— start Given information —
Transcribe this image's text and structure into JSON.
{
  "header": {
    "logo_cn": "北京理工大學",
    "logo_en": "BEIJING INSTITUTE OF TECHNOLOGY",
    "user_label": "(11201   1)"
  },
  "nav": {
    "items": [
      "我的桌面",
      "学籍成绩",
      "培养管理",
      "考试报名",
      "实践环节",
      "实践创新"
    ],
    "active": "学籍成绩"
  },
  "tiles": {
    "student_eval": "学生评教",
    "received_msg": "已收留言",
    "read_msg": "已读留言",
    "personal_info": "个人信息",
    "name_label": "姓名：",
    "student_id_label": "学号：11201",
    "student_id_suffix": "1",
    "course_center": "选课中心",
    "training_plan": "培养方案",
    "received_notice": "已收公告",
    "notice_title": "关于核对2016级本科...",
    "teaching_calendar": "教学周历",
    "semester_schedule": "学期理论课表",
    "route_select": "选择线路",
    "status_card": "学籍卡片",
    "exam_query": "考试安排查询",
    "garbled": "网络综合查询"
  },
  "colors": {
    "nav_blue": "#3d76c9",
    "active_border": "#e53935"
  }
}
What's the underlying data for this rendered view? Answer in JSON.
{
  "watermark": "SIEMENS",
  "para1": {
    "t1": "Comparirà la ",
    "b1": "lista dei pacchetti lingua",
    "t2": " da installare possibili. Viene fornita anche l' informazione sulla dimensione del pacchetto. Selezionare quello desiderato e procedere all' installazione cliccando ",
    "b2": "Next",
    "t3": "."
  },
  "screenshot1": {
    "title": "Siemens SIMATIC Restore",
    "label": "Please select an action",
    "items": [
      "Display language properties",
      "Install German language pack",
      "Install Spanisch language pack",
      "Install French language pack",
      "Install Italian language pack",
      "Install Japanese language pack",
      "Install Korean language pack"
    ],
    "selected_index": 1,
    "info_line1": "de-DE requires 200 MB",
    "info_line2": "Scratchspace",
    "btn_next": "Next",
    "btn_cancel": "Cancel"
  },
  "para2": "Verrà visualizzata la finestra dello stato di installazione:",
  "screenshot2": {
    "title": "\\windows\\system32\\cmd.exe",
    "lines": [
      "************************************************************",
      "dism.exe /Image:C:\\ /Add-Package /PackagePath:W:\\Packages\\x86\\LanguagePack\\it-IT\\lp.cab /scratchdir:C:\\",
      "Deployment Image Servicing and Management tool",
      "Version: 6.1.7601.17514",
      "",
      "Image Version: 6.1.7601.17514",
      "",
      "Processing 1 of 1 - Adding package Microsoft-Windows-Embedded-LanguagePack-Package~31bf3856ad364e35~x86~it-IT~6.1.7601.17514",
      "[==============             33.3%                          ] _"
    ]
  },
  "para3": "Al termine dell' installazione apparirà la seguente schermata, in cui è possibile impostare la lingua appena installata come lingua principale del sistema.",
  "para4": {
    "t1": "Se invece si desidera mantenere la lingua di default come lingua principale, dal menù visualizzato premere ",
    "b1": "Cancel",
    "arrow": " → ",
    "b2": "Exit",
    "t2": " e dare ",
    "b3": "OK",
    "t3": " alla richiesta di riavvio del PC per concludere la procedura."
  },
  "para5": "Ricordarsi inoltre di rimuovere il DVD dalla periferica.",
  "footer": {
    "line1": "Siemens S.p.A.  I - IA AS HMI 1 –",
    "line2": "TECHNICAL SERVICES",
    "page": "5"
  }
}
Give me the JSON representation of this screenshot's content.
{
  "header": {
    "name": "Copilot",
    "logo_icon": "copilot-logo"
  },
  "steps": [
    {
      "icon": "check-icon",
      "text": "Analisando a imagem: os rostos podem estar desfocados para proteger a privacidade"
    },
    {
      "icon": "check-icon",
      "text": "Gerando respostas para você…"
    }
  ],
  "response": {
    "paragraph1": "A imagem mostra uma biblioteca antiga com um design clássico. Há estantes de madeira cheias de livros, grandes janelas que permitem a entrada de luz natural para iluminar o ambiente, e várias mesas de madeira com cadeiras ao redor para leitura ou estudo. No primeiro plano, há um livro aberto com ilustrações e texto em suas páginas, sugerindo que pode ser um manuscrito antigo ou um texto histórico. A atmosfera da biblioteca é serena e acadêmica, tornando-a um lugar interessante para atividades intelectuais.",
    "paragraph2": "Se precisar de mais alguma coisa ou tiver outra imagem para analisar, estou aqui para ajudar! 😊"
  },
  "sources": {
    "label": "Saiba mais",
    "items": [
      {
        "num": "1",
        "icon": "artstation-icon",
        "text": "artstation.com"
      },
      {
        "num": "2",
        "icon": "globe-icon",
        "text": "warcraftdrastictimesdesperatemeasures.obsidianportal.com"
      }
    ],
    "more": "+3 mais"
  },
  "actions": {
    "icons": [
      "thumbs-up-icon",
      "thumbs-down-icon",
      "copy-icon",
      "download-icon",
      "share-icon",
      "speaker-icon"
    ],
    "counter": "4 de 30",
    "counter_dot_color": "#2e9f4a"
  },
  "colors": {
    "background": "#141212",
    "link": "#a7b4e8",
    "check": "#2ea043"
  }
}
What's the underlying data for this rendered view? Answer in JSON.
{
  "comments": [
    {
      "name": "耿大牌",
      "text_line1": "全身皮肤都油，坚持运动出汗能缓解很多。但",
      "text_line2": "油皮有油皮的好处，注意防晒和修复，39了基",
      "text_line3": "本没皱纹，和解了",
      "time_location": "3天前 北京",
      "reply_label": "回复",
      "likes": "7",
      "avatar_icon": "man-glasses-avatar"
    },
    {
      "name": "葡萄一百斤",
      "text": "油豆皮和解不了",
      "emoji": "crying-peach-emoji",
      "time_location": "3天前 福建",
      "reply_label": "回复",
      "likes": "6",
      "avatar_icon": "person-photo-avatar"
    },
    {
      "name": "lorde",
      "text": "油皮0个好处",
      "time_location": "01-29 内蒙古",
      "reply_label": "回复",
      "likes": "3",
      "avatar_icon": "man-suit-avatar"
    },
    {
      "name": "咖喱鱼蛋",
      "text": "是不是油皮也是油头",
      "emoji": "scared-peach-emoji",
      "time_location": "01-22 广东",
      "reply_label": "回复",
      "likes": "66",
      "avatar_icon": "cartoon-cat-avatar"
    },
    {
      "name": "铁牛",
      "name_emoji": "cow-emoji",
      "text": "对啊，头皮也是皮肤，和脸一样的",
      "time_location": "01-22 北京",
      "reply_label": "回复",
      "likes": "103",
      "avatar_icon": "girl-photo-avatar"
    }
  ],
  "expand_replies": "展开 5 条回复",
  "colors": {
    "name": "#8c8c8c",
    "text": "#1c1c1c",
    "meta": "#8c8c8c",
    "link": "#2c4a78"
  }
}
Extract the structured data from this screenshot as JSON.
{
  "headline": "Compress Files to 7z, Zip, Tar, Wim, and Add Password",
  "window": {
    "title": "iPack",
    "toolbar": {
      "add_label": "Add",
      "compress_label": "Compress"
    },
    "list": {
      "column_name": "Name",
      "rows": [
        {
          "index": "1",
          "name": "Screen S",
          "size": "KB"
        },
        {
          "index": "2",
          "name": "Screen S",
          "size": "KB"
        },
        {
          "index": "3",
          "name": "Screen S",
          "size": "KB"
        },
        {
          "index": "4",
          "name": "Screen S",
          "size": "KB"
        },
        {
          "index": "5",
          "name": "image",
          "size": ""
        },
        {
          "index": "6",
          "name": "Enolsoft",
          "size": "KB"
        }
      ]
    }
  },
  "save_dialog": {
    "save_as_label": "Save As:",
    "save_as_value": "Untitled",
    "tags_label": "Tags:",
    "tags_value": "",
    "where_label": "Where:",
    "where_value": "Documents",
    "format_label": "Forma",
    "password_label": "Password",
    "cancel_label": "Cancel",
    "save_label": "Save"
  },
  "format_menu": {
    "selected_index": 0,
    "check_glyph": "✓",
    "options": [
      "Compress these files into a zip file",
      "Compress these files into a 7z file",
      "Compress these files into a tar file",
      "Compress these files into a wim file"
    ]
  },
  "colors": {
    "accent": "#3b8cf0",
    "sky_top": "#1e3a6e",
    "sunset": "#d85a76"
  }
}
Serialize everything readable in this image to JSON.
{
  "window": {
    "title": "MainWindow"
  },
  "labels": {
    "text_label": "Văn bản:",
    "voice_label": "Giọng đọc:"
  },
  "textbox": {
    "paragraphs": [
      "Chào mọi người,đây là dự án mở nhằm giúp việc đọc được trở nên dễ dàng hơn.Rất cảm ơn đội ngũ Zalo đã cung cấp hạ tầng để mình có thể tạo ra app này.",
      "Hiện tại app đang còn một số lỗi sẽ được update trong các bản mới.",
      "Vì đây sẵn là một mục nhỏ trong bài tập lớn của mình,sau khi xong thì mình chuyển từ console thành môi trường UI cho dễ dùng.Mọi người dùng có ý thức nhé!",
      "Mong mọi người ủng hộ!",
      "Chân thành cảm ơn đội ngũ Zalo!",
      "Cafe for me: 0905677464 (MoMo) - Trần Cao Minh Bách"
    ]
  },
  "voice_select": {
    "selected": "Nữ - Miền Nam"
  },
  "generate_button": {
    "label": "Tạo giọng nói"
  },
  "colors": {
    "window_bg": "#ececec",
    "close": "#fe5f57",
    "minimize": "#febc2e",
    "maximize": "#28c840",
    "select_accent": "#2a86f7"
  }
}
— end Given information —
Goal of the exercise —
From the line containing "Serialize everything readable" down to the final line of the data, write out every line exactly; both the first and last of these belong in your answer, and nothing else does.

Finished exercise —
Serialize everything readable in this image to JSON.
{
  "window": {
    "title": "MainWindow"
  },
  "labels": {
    "text_label": "Văn bản:",
    "voice_label": "Giọng đọc:"
  },
  "textbox": {
    "paragraphs": [
      "Chào mọi người,đây là dự án mở nhằm giúp việc đọc được trở nên dễ dàng hơn.Rất cảm ơn đội ngũ Zalo đã cung cấp hạ tầng để mình có thể tạo ra app này.",
      "Hiện tại app đang còn một số lỗi sẽ được update trong các bản mới.",
      "Vì đây sẵn là một mục nhỏ trong bài tập lớn của mình,sau khi xong thì mình chuyển từ console thành môi trường UI cho dễ dùng.Mọi người dùng có ý thức nhé!",
      "Mong mọi người ủng hộ!",
      "Chân thành cảm ơn đội ngũ Zalo!",
      "Cafe for me: 0905677464 (MoMo) - Trần Cao Minh Bách"
    ]
  },
  "voice_select": {
    "selected": "Nữ - Miền Nam"
  },
  "generate_button": {
    "label": "Tạo giọng nói"
  },
  "colors": {
    "window_bg": "#ececec",
    "close": "#fe5f57",
    "minimize": "#febc2e",
    "maximize": "#28c840",
    "select_accent": "#2a86f7"
  }
}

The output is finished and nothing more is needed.